Lay out every line of the listing below as a numbered list, skipping any blank lines.

>> START MATERIAL FOR THE TASK

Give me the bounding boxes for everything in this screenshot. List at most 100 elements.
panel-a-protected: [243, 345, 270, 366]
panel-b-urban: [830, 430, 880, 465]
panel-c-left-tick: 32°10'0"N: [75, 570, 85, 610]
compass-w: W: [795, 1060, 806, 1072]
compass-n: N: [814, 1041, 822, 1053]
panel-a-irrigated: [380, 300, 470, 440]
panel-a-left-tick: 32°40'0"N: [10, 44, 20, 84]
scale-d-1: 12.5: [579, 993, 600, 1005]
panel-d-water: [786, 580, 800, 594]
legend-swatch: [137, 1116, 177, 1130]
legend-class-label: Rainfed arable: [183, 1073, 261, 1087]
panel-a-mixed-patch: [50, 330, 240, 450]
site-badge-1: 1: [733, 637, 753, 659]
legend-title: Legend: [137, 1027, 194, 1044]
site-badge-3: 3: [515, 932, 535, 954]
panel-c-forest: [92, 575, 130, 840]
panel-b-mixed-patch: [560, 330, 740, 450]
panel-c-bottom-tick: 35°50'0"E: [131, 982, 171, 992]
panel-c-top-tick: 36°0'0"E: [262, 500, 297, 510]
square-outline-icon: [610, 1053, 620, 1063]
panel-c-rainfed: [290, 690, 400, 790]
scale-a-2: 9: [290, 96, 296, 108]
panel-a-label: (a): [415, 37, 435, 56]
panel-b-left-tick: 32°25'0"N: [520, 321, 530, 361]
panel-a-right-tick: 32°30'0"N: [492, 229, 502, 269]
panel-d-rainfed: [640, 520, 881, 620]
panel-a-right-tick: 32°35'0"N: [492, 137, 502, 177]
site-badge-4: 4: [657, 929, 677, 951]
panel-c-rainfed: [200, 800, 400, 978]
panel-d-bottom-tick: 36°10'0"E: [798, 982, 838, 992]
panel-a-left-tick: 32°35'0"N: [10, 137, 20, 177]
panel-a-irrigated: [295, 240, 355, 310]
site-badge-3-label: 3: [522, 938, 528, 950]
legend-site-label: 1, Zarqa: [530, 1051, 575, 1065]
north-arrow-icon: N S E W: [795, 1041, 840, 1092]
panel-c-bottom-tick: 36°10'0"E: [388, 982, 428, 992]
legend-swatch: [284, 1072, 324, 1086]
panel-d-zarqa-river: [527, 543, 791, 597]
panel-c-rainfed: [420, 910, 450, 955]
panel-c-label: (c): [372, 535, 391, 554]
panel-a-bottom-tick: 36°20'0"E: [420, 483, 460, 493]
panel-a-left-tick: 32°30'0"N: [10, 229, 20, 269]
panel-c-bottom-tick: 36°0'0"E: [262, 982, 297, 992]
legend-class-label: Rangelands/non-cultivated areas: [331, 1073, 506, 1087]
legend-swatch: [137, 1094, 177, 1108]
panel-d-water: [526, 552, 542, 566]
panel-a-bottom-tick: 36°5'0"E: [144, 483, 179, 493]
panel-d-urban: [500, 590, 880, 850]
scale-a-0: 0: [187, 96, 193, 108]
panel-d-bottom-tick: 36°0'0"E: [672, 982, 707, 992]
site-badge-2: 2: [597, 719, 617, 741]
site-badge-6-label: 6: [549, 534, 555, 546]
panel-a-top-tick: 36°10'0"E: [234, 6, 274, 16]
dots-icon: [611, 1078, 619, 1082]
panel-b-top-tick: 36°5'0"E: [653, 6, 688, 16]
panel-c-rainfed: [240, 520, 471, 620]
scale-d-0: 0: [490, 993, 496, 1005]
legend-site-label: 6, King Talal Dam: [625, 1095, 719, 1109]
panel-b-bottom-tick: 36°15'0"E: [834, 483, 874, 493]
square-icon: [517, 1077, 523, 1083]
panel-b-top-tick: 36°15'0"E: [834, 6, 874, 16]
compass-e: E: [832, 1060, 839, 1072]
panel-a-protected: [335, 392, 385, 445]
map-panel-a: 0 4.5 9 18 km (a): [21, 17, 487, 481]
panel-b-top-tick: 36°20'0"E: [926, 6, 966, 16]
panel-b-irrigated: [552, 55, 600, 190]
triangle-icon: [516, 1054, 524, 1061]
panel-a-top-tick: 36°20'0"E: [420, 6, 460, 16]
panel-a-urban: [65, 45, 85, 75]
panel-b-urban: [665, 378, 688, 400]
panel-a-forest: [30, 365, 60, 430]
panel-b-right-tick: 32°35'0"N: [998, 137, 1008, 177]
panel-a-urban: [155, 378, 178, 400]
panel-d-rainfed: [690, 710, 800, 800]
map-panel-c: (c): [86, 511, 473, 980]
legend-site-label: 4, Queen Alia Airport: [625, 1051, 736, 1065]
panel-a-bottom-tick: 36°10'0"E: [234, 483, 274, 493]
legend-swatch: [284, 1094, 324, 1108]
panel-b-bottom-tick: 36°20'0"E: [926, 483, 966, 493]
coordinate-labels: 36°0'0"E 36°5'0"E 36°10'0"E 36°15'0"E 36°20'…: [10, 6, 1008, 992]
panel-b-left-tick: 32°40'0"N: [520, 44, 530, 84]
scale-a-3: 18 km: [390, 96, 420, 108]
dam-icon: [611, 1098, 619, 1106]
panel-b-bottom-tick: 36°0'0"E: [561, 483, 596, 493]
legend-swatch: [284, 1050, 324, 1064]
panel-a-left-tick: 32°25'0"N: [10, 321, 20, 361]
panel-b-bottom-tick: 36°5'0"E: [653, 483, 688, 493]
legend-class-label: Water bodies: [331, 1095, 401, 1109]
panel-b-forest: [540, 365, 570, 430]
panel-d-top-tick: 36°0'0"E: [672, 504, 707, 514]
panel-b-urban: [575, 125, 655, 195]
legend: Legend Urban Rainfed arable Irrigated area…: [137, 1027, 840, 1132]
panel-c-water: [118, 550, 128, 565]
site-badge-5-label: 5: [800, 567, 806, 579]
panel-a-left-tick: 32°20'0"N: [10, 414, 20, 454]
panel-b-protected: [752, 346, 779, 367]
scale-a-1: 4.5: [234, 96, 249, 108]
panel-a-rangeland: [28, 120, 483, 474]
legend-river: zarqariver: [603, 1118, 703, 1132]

>> END MATERIAL FOR THE TASK

THE RESPONSE:
1. Give me the bounding boxes for everything in this screenshot. List at most 100 elements.
2. panel-a-protected: [243, 345, 270, 366]
3. panel-b-urban: [830, 430, 880, 465]
4. panel-c-left-tick: 32°10'0"N: [75, 570, 85, 610]
5. compass-w: W: [795, 1060, 806, 1072]
6. compass-n: N: [814, 1041, 822, 1053]
7. panel-a-irrigated: [380, 300, 470, 440]
8. panel-a-left-tick: 32°40'0"N: [10, 44, 20, 84]
9. scale-d-1: 12.5: [579, 993, 600, 1005]
10. panel-d-water: [786, 580, 800, 594]
11. legend-swatch: [137, 1116, 177, 1130]
12. legend-class-label: Rainfed arable: [183, 1073, 261, 1087]
13. panel-a-mixed-patch: [50, 330, 240, 450]
14. site-badge-1: 1: [733, 637, 753, 659]
15. legend-title: Legend: [137, 1027, 194, 1044]
16. site-badge-3: 3: [515, 932, 535, 954]
17. panel-c-forest: [92, 575, 130, 840]
18. panel-b-mixed-patch: [560, 330, 740, 450]
19. panel-c-bottom-tick: 35°50'0"E: [131, 982, 171, 992]
20. panel-c-top-tick: 36°0'0"E: [262, 500, 297, 510]
21. square-outline-icon: [610, 1053, 620, 1063]
22. panel-c-rainfed: [290, 690, 400, 790]
23. scale-a-2: 9: [290, 96, 296, 108]
24. panel-a-label: (a): [415, 37, 435, 56]
25. panel-b-left-tick: 32°25'0"N: [520, 321, 530, 361]
26. panel-a-right-tick: 32°30'0"N: [492, 229, 502, 269]
27. panel-d-rainfed: [640, 520, 881, 620]
28. panel-a-right-tick: 32°35'0"N: [492, 137, 502, 177]
29. site-badge-4: 4: [657, 929, 677, 951]
30. panel-c-rainfed: [200, 800, 400, 978]
31. panel-d-bottom-tick: 36°10'0"E: [798, 982, 838, 992]
32. panel-a-left-tick: 32°35'0"N: [10, 137, 20, 177]
33. panel-a-irrigated: [295, 240, 355, 310]
34. site-badge-3-label: 3: [522, 938, 528, 950]
35. legend-site-label: 1, Zarqa: [530, 1051, 575, 1065]
36. north-arrow-icon: N S E W: [795, 1041, 840, 1092]
37. panel-c-bottom-tick: 36°10'0"E: [388, 982, 428, 992]
38. legend-swatch: [284, 1072, 324, 1086]
39. panel-d-zarqa-river: [527, 543, 791, 597]
40. panel-c-rainfed: [420, 910, 450, 955]
41. panel-c-label: (c): [372, 535, 391, 554]
42. panel-a-bottom-tick: 36°20'0"E: [420, 483, 460, 493]
43. panel-a-left-tick: 32°30'0"N: [10, 229, 20, 269]
44. panel-c-bottom-tick: 36°0'0"E: [262, 982, 297, 992]
45. legend-class-label: Rangelands/non-cultivated areas: [331, 1073, 506, 1087]
46. legend-swatch: [137, 1094, 177, 1108]
47. panel-d-water: [526, 552, 542, 566]
48. panel-a-bottom-tick: 36°5'0"E: [144, 483, 179, 493]
49. panel-d-urban: [500, 590, 880, 850]
50. scale-a-0: 0: [187, 96, 193, 108]
51. panel-d-bottom-tick: 36°0'0"E: [672, 982, 707, 992]
52. site-badge-2: 2: [597, 719, 617, 741]
53. site-badge-6-label: 6: [549, 534, 555, 546]
54. panel-a-top-tick: 36°10'0"E: [234, 6, 274, 16]
55. dots-icon: [611, 1078, 619, 1082]
56. panel-b-top-tick: 36°5'0"E: [653, 6, 688, 16]
57. panel-c-rainfed: [240, 520, 471, 620]
58. scale-d-0: 0: [490, 993, 496, 1005]
59. legend-site-label: 6, King Talal Dam: [625, 1095, 719, 1109]
60. panel-b-bottom-tick: 36°15'0"E: [834, 483, 874, 493]
61. square-icon: [517, 1077, 523, 1083]
62. panel-b-top-tick: 36°15'0"E: [834, 6, 874, 16]
63. compass-e: E: [832, 1060, 839, 1072]
64. panel-a-protected: [335, 392, 385, 445]
65. map-panel-a: 0 4.5 9 18 km (a): [21, 17, 487, 481]
66. panel-b-top-tick: 36°20'0"E: [926, 6, 966, 16]
67. panel-b-irrigated: [552, 55, 600, 190]
68. triangle-icon: [516, 1054, 524, 1061]
69. panel-a-top-tick: 36°20'0"E: [420, 6, 460, 16]
70. panel-a-urban: [65, 45, 85, 75]
71. panel-b-urban: [665, 378, 688, 400]
72. panel-a-forest: [30, 365, 60, 430]
73. panel-b-right-tick: 32°35'0"N: [998, 137, 1008, 177]
74. panel-a-urban: [155, 378, 178, 400]
75. panel-d-rainfed: [690, 710, 800, 800]
76. map-panel-c: (c): [86, 511, 473, 980]
77. legend-site-label: 4, Queen Alia Airport: [625, 1051, 736, 1065]
78. panel-a-bottom-tick: 36°10'0"E: [234, 483, 274, 493]
79. legend-swatch: [284, 1094, 324, 1108]
80. panel-b-bottom-tick: 36°20'0"E: [926, 483, 966, 493]
81. coordinate-labels: 36°0'0"E 36°5'0"E 36°10'0"E 36°15'0"E 36°20'…: [10, 6, 1008, 992]
82. panel-b-left-tick: 32°40'0"N: [520, 44, 530, 84]
83. scale-a-3: 18 km: [390, 96, 420, 108]
84. dam-icon: [611, 1098, 619, 1106]
85. panel-b-bottom-tick: 36°0'0"E: [561, 483, 596, 493]
86. legend-swatch: [284, 1050, 324, 1064]
87. panel-a-left-tick: 32°25'0"N: [10, 321, 20, 361]
88. panel-b-bottom-tick: 36°5'0"E: [653, 483, 688, 493]
89. legend-class-label: Water bodies: [331, 1095, 401, 1109]
90. panel-b-forest: [540, 365, 570, 430]
91. panel-d-top-tick: 36°0'0"E: [672, 504, 707, 514]
92. panel-b-urban: [575, 125, 655, 195]
93. legend: Legend Urban Rainfed arable Irrigated area…: [137, 1027, 840, 1132]
94. panel-c-water: [118, 550, 128, 565]
95. site-badge-5-label: 5: [800, 567, 806, 579]
96. panel-a-left-tick: 32°20'0"N: [10, 414, 20, 454]
97. panel-b-protected: [752, 346, 779, 367]
98. scale-a-1: 4.5: [234, 96, 249, 108]
99. panel-a-rangeland: [28, 120, 483, 474]
100. legend-river: zarqariver: [603, 1118, 703, 1132]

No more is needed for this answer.